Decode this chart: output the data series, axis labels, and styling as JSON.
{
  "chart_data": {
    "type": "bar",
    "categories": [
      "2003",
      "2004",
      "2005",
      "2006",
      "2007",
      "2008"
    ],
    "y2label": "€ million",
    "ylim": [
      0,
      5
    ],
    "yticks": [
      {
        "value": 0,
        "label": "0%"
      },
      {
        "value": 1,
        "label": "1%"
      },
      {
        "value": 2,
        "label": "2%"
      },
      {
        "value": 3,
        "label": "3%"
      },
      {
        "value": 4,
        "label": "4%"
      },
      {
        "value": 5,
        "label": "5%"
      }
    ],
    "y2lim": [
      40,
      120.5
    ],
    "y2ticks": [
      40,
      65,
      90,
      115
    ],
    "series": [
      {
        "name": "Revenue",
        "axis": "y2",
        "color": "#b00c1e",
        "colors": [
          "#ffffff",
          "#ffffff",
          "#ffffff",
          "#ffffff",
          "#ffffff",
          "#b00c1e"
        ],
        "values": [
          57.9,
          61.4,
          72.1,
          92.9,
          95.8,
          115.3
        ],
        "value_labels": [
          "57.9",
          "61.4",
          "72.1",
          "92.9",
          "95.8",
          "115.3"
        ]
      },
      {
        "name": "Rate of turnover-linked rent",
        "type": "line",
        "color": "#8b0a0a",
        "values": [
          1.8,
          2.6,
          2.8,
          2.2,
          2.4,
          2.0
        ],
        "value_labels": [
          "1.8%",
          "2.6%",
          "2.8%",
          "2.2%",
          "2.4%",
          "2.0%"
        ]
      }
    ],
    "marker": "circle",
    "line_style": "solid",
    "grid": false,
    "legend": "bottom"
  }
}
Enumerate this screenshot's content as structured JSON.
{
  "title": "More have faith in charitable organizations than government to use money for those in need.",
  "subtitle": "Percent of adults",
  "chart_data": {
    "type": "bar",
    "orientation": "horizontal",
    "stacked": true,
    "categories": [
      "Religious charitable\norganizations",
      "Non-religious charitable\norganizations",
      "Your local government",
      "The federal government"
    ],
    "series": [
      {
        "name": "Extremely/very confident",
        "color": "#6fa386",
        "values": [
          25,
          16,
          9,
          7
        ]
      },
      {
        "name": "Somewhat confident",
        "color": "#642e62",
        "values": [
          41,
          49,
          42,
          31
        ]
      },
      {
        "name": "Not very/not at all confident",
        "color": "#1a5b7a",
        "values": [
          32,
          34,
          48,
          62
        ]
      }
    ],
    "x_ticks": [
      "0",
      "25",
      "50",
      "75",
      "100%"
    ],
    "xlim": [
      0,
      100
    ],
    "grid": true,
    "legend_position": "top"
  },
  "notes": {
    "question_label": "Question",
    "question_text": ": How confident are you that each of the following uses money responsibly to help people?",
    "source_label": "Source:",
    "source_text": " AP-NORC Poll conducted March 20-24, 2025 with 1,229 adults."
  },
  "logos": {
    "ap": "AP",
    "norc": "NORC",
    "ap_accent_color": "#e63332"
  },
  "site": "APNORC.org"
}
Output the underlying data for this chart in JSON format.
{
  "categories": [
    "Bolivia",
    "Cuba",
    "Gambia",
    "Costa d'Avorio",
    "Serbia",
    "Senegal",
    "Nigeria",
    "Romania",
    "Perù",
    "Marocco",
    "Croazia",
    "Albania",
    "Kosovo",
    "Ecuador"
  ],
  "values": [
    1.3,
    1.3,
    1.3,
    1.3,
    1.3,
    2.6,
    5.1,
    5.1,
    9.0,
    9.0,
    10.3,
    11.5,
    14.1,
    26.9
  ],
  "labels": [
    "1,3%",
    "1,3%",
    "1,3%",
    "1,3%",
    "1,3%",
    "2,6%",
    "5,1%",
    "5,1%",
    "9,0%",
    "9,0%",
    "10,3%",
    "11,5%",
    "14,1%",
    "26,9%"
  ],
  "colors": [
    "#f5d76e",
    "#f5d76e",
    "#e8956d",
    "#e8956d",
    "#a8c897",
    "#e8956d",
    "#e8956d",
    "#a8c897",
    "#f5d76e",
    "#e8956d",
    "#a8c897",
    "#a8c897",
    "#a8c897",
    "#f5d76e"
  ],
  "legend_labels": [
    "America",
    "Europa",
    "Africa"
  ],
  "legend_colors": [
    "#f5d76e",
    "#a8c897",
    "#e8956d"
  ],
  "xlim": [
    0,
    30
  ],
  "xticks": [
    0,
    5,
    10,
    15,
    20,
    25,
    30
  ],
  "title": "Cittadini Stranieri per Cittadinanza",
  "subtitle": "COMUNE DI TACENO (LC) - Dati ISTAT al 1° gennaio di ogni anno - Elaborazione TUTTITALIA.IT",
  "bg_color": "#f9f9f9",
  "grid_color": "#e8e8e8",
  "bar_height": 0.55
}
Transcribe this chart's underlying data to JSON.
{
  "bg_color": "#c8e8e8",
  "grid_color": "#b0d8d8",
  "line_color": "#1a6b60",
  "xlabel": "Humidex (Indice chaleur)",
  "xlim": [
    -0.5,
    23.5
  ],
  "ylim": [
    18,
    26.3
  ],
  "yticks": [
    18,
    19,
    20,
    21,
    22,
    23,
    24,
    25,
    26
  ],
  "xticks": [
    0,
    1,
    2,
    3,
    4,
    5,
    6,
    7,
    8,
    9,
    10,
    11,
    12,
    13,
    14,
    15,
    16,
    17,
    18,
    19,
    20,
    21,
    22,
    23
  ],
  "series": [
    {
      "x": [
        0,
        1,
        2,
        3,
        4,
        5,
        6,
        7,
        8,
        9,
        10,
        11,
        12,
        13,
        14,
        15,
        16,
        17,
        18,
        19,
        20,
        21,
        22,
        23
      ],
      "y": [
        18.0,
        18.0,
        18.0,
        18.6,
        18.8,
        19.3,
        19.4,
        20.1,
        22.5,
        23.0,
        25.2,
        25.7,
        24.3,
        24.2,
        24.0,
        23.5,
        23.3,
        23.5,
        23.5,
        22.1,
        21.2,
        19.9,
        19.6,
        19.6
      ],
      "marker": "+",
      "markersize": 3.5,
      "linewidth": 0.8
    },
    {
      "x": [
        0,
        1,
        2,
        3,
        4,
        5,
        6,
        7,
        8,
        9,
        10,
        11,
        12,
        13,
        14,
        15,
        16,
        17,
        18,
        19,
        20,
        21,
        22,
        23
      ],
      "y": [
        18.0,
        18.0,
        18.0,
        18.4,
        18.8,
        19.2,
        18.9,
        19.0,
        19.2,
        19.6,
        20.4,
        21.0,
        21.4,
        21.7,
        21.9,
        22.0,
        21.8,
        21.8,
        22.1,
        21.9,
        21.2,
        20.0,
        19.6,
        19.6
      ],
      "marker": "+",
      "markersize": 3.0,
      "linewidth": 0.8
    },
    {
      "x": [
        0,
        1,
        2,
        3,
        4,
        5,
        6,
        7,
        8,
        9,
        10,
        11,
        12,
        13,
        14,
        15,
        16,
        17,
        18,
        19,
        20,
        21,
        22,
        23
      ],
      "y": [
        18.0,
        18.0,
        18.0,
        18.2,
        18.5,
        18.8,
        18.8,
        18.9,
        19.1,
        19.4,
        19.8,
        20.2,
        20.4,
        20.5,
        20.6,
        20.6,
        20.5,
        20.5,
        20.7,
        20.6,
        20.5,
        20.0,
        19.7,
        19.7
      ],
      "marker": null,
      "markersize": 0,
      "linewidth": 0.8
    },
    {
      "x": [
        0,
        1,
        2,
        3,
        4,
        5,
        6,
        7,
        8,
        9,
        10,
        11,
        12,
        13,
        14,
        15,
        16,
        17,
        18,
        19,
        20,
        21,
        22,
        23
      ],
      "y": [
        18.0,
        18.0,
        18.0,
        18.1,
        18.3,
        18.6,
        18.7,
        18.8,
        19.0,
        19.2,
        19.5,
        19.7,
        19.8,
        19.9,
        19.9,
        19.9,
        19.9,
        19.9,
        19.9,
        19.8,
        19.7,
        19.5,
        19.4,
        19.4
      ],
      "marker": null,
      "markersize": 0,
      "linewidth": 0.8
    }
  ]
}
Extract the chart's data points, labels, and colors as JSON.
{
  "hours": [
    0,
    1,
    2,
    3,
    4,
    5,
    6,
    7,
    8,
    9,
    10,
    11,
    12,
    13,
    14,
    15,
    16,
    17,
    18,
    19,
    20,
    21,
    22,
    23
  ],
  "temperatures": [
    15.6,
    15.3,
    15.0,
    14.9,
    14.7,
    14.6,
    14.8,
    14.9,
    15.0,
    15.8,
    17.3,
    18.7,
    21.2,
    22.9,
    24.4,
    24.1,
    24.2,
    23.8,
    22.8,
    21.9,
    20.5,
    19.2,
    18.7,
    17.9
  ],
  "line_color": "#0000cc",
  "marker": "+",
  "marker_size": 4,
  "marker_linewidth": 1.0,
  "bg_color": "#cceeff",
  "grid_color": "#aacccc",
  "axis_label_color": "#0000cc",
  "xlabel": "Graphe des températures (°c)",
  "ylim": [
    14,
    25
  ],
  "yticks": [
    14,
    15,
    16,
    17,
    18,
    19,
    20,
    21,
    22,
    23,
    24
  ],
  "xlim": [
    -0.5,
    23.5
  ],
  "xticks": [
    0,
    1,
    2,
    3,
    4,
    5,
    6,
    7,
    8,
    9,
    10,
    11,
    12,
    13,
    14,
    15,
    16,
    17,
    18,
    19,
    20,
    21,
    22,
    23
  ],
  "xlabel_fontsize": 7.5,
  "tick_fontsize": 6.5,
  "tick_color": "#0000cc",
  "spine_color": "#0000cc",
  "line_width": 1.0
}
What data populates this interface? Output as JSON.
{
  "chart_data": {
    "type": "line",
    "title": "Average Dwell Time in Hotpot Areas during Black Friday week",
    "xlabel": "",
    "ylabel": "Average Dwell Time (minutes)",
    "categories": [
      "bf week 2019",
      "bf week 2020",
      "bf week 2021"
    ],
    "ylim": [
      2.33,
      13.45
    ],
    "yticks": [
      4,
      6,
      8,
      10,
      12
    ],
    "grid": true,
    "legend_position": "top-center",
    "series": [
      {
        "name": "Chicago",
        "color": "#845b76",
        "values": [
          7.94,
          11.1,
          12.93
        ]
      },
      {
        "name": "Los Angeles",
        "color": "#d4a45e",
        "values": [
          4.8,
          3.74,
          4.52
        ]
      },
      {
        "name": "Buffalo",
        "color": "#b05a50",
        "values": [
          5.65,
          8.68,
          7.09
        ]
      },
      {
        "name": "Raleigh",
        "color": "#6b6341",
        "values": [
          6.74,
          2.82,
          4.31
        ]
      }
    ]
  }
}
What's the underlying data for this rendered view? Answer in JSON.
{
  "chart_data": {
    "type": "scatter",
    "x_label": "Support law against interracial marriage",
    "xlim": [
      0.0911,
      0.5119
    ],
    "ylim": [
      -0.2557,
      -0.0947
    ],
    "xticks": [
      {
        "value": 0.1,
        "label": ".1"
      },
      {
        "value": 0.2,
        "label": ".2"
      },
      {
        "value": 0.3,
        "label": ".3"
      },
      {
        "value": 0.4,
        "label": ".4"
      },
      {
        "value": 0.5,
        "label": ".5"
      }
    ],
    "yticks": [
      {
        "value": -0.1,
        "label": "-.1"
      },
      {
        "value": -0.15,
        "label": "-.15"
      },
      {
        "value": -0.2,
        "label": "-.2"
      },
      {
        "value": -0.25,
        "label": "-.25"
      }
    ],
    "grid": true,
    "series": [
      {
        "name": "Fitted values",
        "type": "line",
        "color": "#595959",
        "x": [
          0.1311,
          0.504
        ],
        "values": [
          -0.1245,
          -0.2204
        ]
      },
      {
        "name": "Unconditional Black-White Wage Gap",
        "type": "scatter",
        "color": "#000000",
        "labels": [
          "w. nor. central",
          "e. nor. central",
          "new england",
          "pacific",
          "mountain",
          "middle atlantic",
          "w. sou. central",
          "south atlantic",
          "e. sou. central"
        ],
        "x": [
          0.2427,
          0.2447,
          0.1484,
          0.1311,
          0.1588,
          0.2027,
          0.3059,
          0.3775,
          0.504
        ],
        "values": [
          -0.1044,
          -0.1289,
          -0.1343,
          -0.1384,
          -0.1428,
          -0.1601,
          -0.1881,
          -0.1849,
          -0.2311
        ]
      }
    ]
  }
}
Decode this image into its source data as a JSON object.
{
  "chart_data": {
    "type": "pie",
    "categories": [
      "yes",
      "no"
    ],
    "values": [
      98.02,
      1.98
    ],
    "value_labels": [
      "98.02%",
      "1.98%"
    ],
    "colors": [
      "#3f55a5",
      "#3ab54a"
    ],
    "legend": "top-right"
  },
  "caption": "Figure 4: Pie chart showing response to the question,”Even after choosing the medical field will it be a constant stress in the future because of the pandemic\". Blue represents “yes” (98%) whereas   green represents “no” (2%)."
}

The problem => Select and copy each line from the data that includes the word "Black".

Answer in full =>
    "title": "Average Dwell Time in Hotpot Areas during Black Friday week",
        "name": "Unconditional Black-White Wage Gap",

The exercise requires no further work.